* **STATED GOAL**
Reproduce the rows below verbatim, starting with the row that contains "379, 153, 390]" and ending after the row that contains "tab-bar: Survival Plot".
** START **
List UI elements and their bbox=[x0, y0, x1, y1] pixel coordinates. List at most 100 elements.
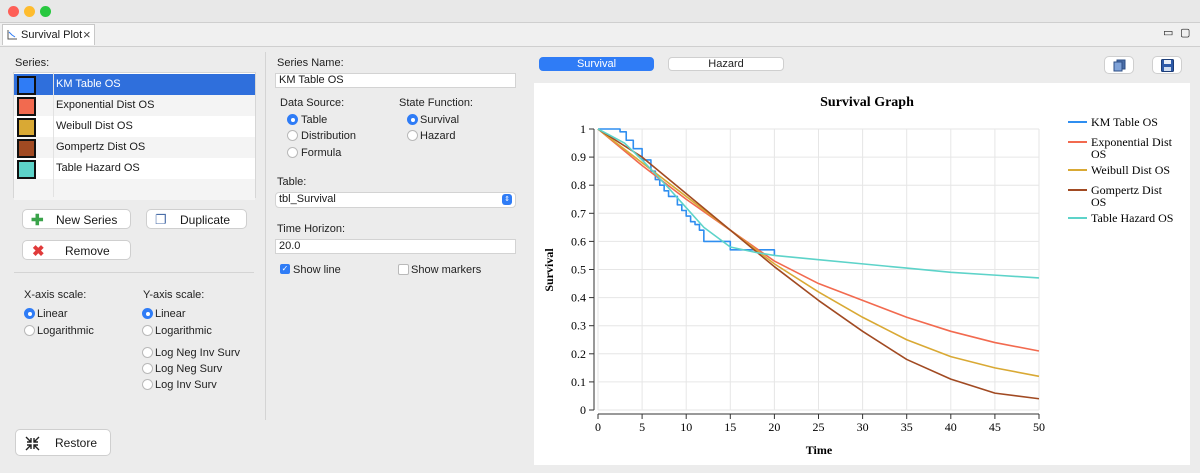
y-scale-log-inv-surv-radio[interactable] bbox=[142, 379, 153, 390]
time-horizon-label: Time Horizon: bbox=[277, 223, 346, 235]
series-line bbox=[597, 128, 1040, 352]
show-markers-checkbox[interactable] bbox=[398, 264, 409, 275]
remove-button[interactable]: ✖ Remove bbox=[22, 240, 131, 260]
close-window-button[interactable] bbox=[8, 6, 19, 17]
x-scale-log-label: Logarithmic bbox=[37, 325, 94, 337]
x-tick-label: 45 bbox=[989, 420, 1001, 434]
series-line bbox=[597, 128, 1040, 378]
y-tick-label: 0 bbox=[580, 403, 586, 417]
series-empty-row bbox=[14, 179, 255, 200]
source-distribution-radio[interactable] bbox=[287, 130, 298, 141]
y-tick-label: 1 bbox=[580, 122, 586, 136]
state-survival-radio[interactable] bbox=[407, 114, 418, 125]
y-tick-label: 0.6 bbox=[571, 234, 586, 248]
series-item[interactable]: KM Table OS bbox=[14, 74, 255, 95]
save-icon bbox=[1161, 59, 1174, 72]
x-scale-linear-label: Linear bbox=[37, 308, 68, 320]
y-scale-log-radio[interactable] bbox=[142, 325, 153, 336]
series-item-label: Table Hazard OS bbox=[56, 162, 140, 174]
y-axis-scale-heading: Y-axis scale: bbox=[143, 289, 205, 301]
remove-x-icon: ✖ bbox=[32, 243, 45, 260]
y-tick-label: 0.8 bbox=[571, 178, 586, 192]
x-scale-log-radio[interactable] bbox=[24, 325, 35, 336]
show-line-label: Show line bbox=[293, 264, 341, 276]
source-table-radio[interactable] bbox=[287, 114, 298, 125]
minimize-window-button[interactable] bbox=[24, 6, 35, 17]
collapse-arrows-icon bbox=[25, 436, 40, 451]
source-formula-radio[interactable] bbox=[287, 147, 298, 158]
y-tick-label: 0.4 bbox=[571, 291, 586, 305]
x-scale-linear-radio[interactable] bbox=[24, 308, 35, 319]
series-name-input[interactable]: KM Table OS bbox=[275, 73, 516, 88]
maximize-window-button[interactable] bbox=[40, 6, 51, 17]
time-horizon-input[interactable]: 20.0 bbox=[275, 239, 516, 254]
x-axis-label: Time bbox=[806, 443, 833, 457]
series-color-swatch[interactable] bbox=[17, 118, 36, 137]
tab-bar: Survival Plot × ▭ ▢ bbox=[0, 22, 1200, 47]
y-tick-label: 0.2 bbox=[571, 347, 586, 361]
x-tick-label: 0 bbox=[595, 420, 601, 434]
series-color-swatch[interactable] bbox=[17, 139, 36, 158]
select-arrows-icon: ⇕ bbox=[502, 194, 512, 205]
legend-label: Weibull Dist OS bbox=[1091, 163, 1170, 177]
duplicate-label: Duplicate bbox=[180, 213, 231, 227]
duplicate-icon: ❐ bbox=[155, 212, 167, 227]
show-markers-label: Show markers bbox=[411, 264, 482, 276]
x-tick-label: 15 bbox=[724, 420, 736, 434]
y-tick-label: 0.5 bbox=[571, 263, 586, 277]
source-formula-label: Formula bbox=[301, 147, 342, 159]
tab-label: Survival Plot bbox=[21, 29, 83, 41]
maximize-view-icon[interactable]: ▢ bbox=[1180, 27, 1191, 39]
chart-area: Survival Graph Time Survival 0 5 10 15 20 25 3… bbox=[534, 83, 1190, 465]
series-item[interactable]: Gompertz Dist OS bbox=[14, 137, 255, 158]
minimize-view-icon[interactable]: ▭ bbox=[1163, 27, 1174, 39]
new-series-label: New Series bbox=[56, 213, 118, 227]
series-item[interactable]: Table Hazard OS bbox=[14, 158, 255, 179]
series-item[interactable]: Weibull Dist OS bbox=[14, 116, 255, 137]
state-hazard-radio[interactable] bbox=[407, 130, 418, 141]
legend-label: Gompertz Dist OS bbox=[1091, 183, 1163, 209]
series-heading: Series: bbox=[15, 57, 50, 69]
legend-label: KM Table OS bbox=[1091, 115, 1158, 129]
y-scale-linear-radio[interactable] bbox=[142, 308, 153, 319]
state-survival-label: Survival bbox=[420, 114, 460, 126]
legend-label: Table Hazard OS bbox=[1091, 211, 1173, 225]
y-tick-label: 0.3 bbox=[571, 319, 586, 333]
series-item[interactable]: Exponential Dist OS bbox=[14, 95, 255, 116]
copy-icon bbox=[1113, 59, 1126, 72]
y-scale-log-neg-inv-surv-radio[interactable] bbox=[142, 347, 153, 358]
series-name-label: Series Name: bbox=[277, 57, 344, 69]
table-label: Table: bbox=[277, 176, 307, 188]
chart-title: Survival Graph bbox=[820, 95, 914, 110]
save-button[interactable] bbox=[1152, 56, 1182, 74]
source-distribution-label: Distribution bbox=[301, 130, 357, 142]
list-column-divider bbox=[53, 73, 54, 197]
series-color-swatch[interactable] bbox=[17, 76, 36, 95]
copy-button[interactable] bbox=[1104, 56, 1134, 74]
y-scale-log-neg-surv-radio[interactable] bbox=[142, 363, 153, 374]
series-item-label: KM Table OS bbox=[56, 78, 121, 90]
window-titlebar bbox=[0, 0, 1200, 22]
close-tab-icon[interactable]: × bbox=[83, 27, 91, 42]
y-tick-label: 0.7 bbox=[571, 206, 586, 220]
y-tick-label: 0.9 bbox=[571, 150, 586, 164]
show-line-checkbox[interactable]: ✓ bbox=[280, 264, 290, 274]
duplicate-button[interactable]: ❐ Duplicate bbox=[146, 209, 247, 229]
new-series-button[interactable]: ✚ New Series bbox=[22, 209, 131, 229]
hazard-tab[interactable]: Hazard bbox=[668, 57, 784, 71]
series-color-swatch[interactable] bbox=[17, 160, 36, 179]
x-tick-label: 5 bbox=[639, 420, 645, 434]
restore-button[interactable]: Restore bbox=[15, 429, 111, 456]
x-tick-label: 20 bbox=[768, 420, 780, 434]
y-axis-label: Survival bbox=[542, 248, 556, 292]
x-tick-label: 50 bbox=[1033, 420, 1045, 434]
table-select[interactable]: tbl_Survival ⇕ bbox=[275, 192, 516, 208]
series-color-swatch[interactable] bbox=[17, 97, 36, 116]
x-axis-scale-heading: X-axis scale: bbox=[24, 289, 87, 301]
survival-tab[interactable]: Survival bbox=[539, 57, 654, 71]
x-tick-label: 10 bbox=[680, 420, 692, 434]
series-list[interactable]: KM Table OS Exponential Dist OS Weibull … bbox=[13, 72, 256, 200]
tab-survival-plot[interactable]: Survival Plot × bbox=[2, 24, 95, 45]
legend-label: Exponential Dist OS bbox=[1091, 135, 1173, 161]
data-source-label: Data Source: bbox=[280, 97, 345, 109]
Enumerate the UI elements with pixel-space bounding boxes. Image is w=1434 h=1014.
** END **
* **RESULT**
y-scale-log-inv-surv-radio[interactable] bbox=[142, 379, 153, 390]
time-horizon-label: Time Horizon: bbox=[277, 223, 346, 235]
series-line bbox=[597, 128, 1040, 352]
show-markers-checkbox[interactable] bbox=[398, 264, 409, 275]
remove-button[interactable]: ✖ Remove bbox=[22, 240, 131, 260]
close-window-button[interactable] bbox=[8, 6, 19, 17]
x-scale-log-label: Logarithmic bbox=[37, 325, 94, 337]
x-tick-label: 45 bbox=[989, 420, 1001, 434]
series-line bbox=[597, 128, 1040, 378]
y-tick-label: 0 bbox=[580, 403, 586, 417]
series-empty-row bbox=[14, 179, 255, 200]
source-distribution-radio[interactable] bbox=[287, 130, 298, 141]
y-tick-label: 1 bbox=[580, 122, 586, 136]
state-survival-radio[interactable] bbox=[407, 114, 418, 125]
y-tick-label: 0.6 bbox=[571, 234, 586, 248]
series-item[interactable]: KM Table OS bbox=[14, 74, 255, 95]
save-icon bbox=[1161, 59, 1174, 72]
x-scale-linear-label: Linear bbox=[37, 308, 68, 320]
y-scale-log-radio[interactable] bbox=[142, 325, 153, 336]
series-item-label: Table Hazard OS bbox=[56, 162, 140, 174]
y-axis-scale-heading: Y-axis scale: bbox=[143, 289, 205, 301]
remove-x-icon: ✖ bbox=[32, 243, 45, 260]
y-tick-label: 0.8 bbox=[571, 178, 586, 192]
x-scale-log-radio[interactable] bbox=[24, 325, 35, 336]
show-line-label: Show line bbox=[293, 264, 341, 276]
source-table-radio[interactable] bbox=[287, 114, 298, 125]
minimize-window-button[interactable] bbox=[24, 6, 35, 17]
collapse-arrows-icon bbox=[25, 436, 40, 451]
source-formula-radio[interactable] bbox=[287, 147, 298, 158]
y-tick-label: 0.4 bbox=[571, 291, 586, 305]
x-scale-linear-radio[interactable] bbox=[24, 308, 35, 319]
series-name-input[interactable]: KM Table OS bbox=[275, 73, 516, 88]
maximize-window-button[interactable] bbox=[40, 6, 51, 17]
time-horizon-input[interactable]: 20.0 bbox=[275, 239, 516, 254]
x-axis-label: Time bbox=[806, 443, 833, 457]
series-color-swatch[interactable] bbox=[17, 118, 36, 137]
tab-bar: Survival Plot × ▭ ▢ bbox=[0, 22, 1200, 47]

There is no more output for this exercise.